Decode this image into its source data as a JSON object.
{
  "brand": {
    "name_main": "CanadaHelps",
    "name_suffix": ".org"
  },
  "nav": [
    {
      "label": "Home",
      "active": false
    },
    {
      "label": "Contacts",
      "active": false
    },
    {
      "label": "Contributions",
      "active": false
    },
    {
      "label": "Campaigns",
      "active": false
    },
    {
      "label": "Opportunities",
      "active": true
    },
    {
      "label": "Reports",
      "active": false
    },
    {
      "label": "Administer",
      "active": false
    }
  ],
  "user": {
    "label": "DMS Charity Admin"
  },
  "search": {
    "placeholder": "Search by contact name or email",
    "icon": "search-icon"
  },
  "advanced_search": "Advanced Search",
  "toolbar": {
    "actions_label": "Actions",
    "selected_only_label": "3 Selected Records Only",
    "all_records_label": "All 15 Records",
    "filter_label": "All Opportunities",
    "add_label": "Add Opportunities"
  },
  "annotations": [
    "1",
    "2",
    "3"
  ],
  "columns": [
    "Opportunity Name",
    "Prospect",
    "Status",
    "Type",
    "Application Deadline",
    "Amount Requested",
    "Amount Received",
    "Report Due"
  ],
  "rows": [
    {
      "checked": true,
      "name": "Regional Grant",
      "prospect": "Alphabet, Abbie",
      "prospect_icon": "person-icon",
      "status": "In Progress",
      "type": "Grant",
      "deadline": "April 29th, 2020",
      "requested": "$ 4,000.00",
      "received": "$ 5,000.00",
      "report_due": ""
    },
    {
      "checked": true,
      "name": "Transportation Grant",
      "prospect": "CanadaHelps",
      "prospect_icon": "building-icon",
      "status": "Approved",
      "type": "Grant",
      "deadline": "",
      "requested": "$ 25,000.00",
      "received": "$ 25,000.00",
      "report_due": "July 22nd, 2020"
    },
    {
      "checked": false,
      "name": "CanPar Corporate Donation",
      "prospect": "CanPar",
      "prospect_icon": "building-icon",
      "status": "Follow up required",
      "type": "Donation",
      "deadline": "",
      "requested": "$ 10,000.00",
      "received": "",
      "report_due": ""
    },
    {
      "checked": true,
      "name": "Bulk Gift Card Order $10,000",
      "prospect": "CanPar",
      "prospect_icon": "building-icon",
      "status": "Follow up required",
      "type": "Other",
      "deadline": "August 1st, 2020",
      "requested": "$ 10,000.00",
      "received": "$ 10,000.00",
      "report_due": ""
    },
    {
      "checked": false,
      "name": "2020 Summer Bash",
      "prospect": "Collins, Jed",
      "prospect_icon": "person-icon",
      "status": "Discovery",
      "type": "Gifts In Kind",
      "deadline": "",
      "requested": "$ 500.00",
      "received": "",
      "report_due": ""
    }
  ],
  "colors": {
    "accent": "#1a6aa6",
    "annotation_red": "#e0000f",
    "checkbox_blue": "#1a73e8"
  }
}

STATED TASK: All of the data shown above must be copied exactly.

RESPONSE TO THE EXERCISE:
Decode this image into its source data as a JSON object.
{
  "brand": {
    "name_main": "CanadaHelps",
    "name_suffix": ".org"
  },
  "nav": [
    {
      "label": "Home",
      "active": false
    },
    {
      "label": "Contacts",
      "active": false
    },
    {
      "label": "Contributions",
      "active": false
    },
    {
      "label": "Campaigns",
      "active": false
    },
    {
      "label": "Opportunities",
      "active": true
    },
    {
      "label": "Reports",
      "active": false
    },
    {
      "label": "Administer",
      "active": false
    }
  ],
  "user": {
    "label": "DMS Charity Admin"
  },
  "search": {
    "placeholder": "Search by contact name or email",
    "icon": "search-icon"
  },
  "advanced_search": "Advanced Search",
  "toolbar": {
    "actions_label": "Actions",
    "selected_only_label": "3 Selected Records Only",
    "all_records_label": "All 15 Records",
    "filter_label": "All Opportunities",
    "add_label": "Add Opportunities"
  },
  "annotations": [
    "1",
    "2",
    "3"
  ],
  "columns": [
    "Opportunity Name",
    "Prospect",
    "Status",
    "Type",
    "Application Deadline",
    "Amount Requested",
    "Amount Received",
    "Report Due"
  ],
  "rows": [
    {
      "checked": true,
      "name": "Regional Grant",
      "prospect": "Alphabet, Abbie",
      "prospect_icon": "person-icon",
      "status": "In Progress",
      "type": "Grant",
      "deadline": "April 29th, 2020",
      "requested": "$ 4,000.00",
      "received": "$ 5,000.00",
      "report_due": ""
    },
    {
      "checked": true,
      "name": "Transportation Grant",
      "prospect": "CanadaHelps",
      "prospect_icon": "building-icon",
      "status": "Approved",
      "type": "Grant",
      "deadline": "",
      "requested": "$ 25,000.00",
      "received": "$ 25,000.00",
      "report_due": "July 22nd, 2020"
    },
    {
      "checked": false,
      "name": "CanPar Corporate Donation",
      "prospect": "CanPar",
      "prospect_icon": "building-icon",
      "status": "Follow up required",
      "type": "Donation",
      "deadline": "",
      "requested": "$ 10,000.00",
      "received": "",
      "report_due": ""
    },
    {
      "checked": true,
      "name": "Bulk Gift Card Order $10,000",
      "prospect": "CanPar",
      "prospect_icon": "building-icon",
      "status": "Follow up required",
      "type": "Other",
      "deadline": "August 1st, 2020",
      "requested": "$ 10,000.00",
      "received": "$ 10,000.00",
      "report_due": ""
    },
    {
      "checked": false,
      "name": "2020 Summer Bash",
      "prospect": "Collins, Jed",
      "prospect_icon": "person-icon",
      "status": "Discovery",
      "type": "Gifts In Kind",
      "deadline": "",
      "requested": "$ 500.00",
      "received": "",
      "report_due": ""
    }
  ],
  "colors": {
    "accent": "#1a6aa6",
    "annotation_red": "#e0000f",
    "checkbox_blue": "#1a73e8"
  }
}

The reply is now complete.